### Work order
When the records are reproduced, each one must match exactly, and no picture may be kept.

(Data items)
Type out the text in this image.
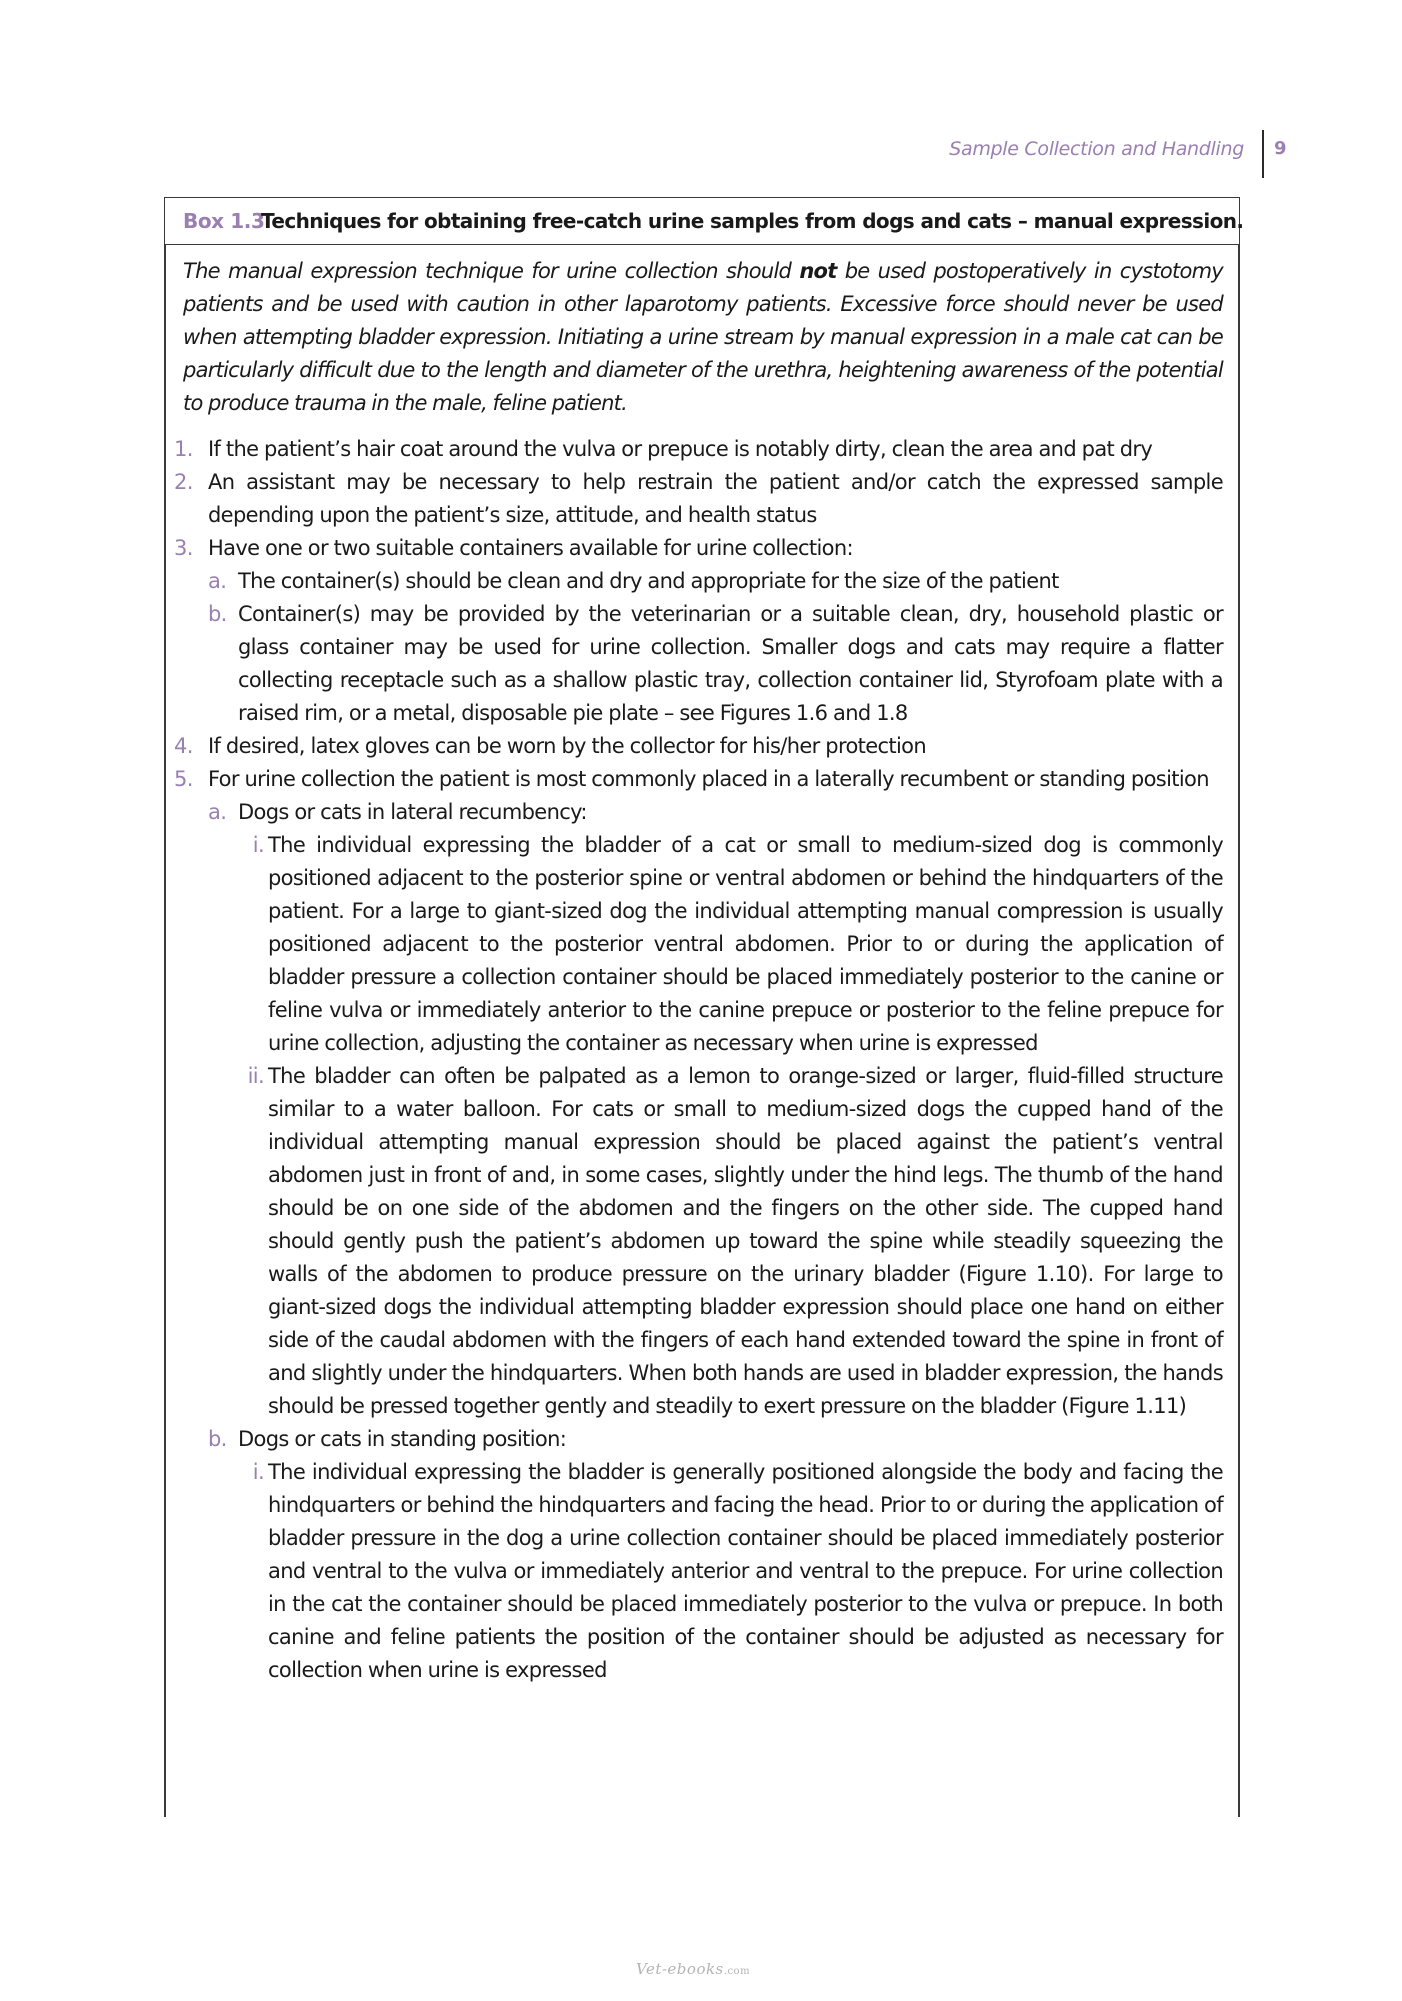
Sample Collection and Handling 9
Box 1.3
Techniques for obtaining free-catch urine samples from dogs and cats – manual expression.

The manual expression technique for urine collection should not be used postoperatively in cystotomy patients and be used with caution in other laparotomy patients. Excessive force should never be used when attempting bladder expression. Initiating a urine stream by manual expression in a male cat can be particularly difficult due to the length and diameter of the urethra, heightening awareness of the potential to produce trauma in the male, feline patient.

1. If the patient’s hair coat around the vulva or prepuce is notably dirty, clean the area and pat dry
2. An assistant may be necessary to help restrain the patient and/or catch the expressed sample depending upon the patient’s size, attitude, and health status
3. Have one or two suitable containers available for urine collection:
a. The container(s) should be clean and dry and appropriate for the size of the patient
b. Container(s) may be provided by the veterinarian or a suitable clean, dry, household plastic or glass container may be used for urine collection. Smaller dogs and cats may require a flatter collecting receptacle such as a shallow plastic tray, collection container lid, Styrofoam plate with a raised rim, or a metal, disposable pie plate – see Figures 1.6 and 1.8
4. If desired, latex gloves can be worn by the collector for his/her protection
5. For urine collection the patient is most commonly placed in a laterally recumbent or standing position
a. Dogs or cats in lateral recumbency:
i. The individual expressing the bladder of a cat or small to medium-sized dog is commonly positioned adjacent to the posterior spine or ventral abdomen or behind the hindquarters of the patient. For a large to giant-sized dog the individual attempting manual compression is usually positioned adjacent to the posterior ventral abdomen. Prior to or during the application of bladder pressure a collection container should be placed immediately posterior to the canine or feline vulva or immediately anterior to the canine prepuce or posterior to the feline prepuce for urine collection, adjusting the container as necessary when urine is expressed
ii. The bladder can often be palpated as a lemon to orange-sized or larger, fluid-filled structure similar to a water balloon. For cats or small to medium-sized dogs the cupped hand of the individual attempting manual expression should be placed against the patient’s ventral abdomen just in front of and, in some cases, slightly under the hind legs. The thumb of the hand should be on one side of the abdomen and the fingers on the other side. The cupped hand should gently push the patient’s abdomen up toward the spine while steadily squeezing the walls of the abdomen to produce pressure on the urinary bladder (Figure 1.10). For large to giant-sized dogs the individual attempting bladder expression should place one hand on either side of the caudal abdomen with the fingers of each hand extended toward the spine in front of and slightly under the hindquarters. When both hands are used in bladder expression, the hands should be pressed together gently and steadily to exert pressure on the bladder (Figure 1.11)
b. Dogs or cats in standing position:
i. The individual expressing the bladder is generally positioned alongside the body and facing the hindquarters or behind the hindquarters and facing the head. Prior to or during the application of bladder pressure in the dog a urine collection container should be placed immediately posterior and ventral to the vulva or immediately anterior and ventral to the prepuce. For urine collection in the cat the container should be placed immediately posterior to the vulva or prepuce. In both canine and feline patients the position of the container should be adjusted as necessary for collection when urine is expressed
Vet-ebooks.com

### Solution to this exercise
Type out the text in this image.
Sample Collection and Handling 9
Box 1.3
Techniques for obtaining free-catch urine samples from dogs and cats – manual expression.

The manual expression technique for urine collection should not be used postoperatively in cystotomy patients and be used with caution in other laparotomy patients. Excessive force should never be used when attempting bladder expression. Initiating a urine stream by manual expression in a male cat can be particularly difficult due to the length and diameter of the urethra, heightening awareness of the potential to produce trauma in the male, feline patient.

1. If the patient’s hair coat around the vulva or prepuce is notably dirty, clean the area and pat dry
2. An assistant may be necessary to help restrain the patient and/or catch the expressed sample depending upon the patient’s size, attitude, and health status
3. Have one or two suitable containers available for urine collection:
a. The container(s) should be clean and dry and appropriate for the size of the patient
b. Container(s) may be provided by the veterinarian or a suitable clean, dry, household plastic or glass container may be used for urine collection. Smaller dogs and cats may require a flatter collecting receptacle such as a shallow plastic tray, collection container lid, Styrofoam plate with a raised rim, or a metal, disposable pie plate – see Figures 1.6 and 1.8
4. If desired, latex gloves can be worn by the collector for his/her protection
5. For urine collection the patient is most commonly placed in a laterally recumbent or standing position
a. Dogs or cats in lateral recumbency:
i. The individual expressing the bladder of a cat or small to medium-sized dog is commonly positioned adjacent to the posterior spine or ventral abdomen or behind the hindquarters of the patient. For a large to giant-sized dog the individual attempting manual compression is usually positioned adjacent to the posterior ventral abdomen. Prior to or during the application of bladder pressure a collection container should be placed immediately posterior to the canine or feline vulva or immediately anterior to the canine prepuce or posterior to the feline prepuce for urine collection, adjusting the container as necessary when urine is expressed
ii. The bladder can often be palpated as a lemon to orange-sized or larger, fluid-filled structure similar to a water balloon. For cats or small to medium-sized dogs the cupped hand of the individual attempting manual expression should be placed against the patient’s ventral abdomen just in front of and, in some cases, slightly under the hind legs. The thumb of the hand should be on one side of the abdomen and the fingers on the other side. The cupped hand should gently push the patient’s abdomen up toward the spine while steadily squeezing the walls of the abdomen to produce pressure on the urinary bladder (Figure 1.10). For large to giant-sized dogs the individual attempting bladder expression should place one hand on either side of the caudal abdomen with the fingers of each hand extended toward the spine in front of and slightly under the hindquarters. When both hands are used in bladder expression, the hands should be pressed together gently and steadily to exert pressure on the bladder (Figure 1.11)
b. Dogs or cats in standing position:
i. The individual expressing the bladder is generally positioned alongside the body and facing the hindquarters or behind the hindquarters and facing the head. Prior to or during the application of bladder pressure in the dog a urine collection container should be placed immediately posterior and ventral to the vulva or immediately anterior and ventral to the prepuce. For urine collection in the cat the container should be placed immediately posterior to the vulva or prepuce. In both canine and feline patients the position of the container should be adjusted as necessary for collection when urine is expressed
Vet-ebooks.com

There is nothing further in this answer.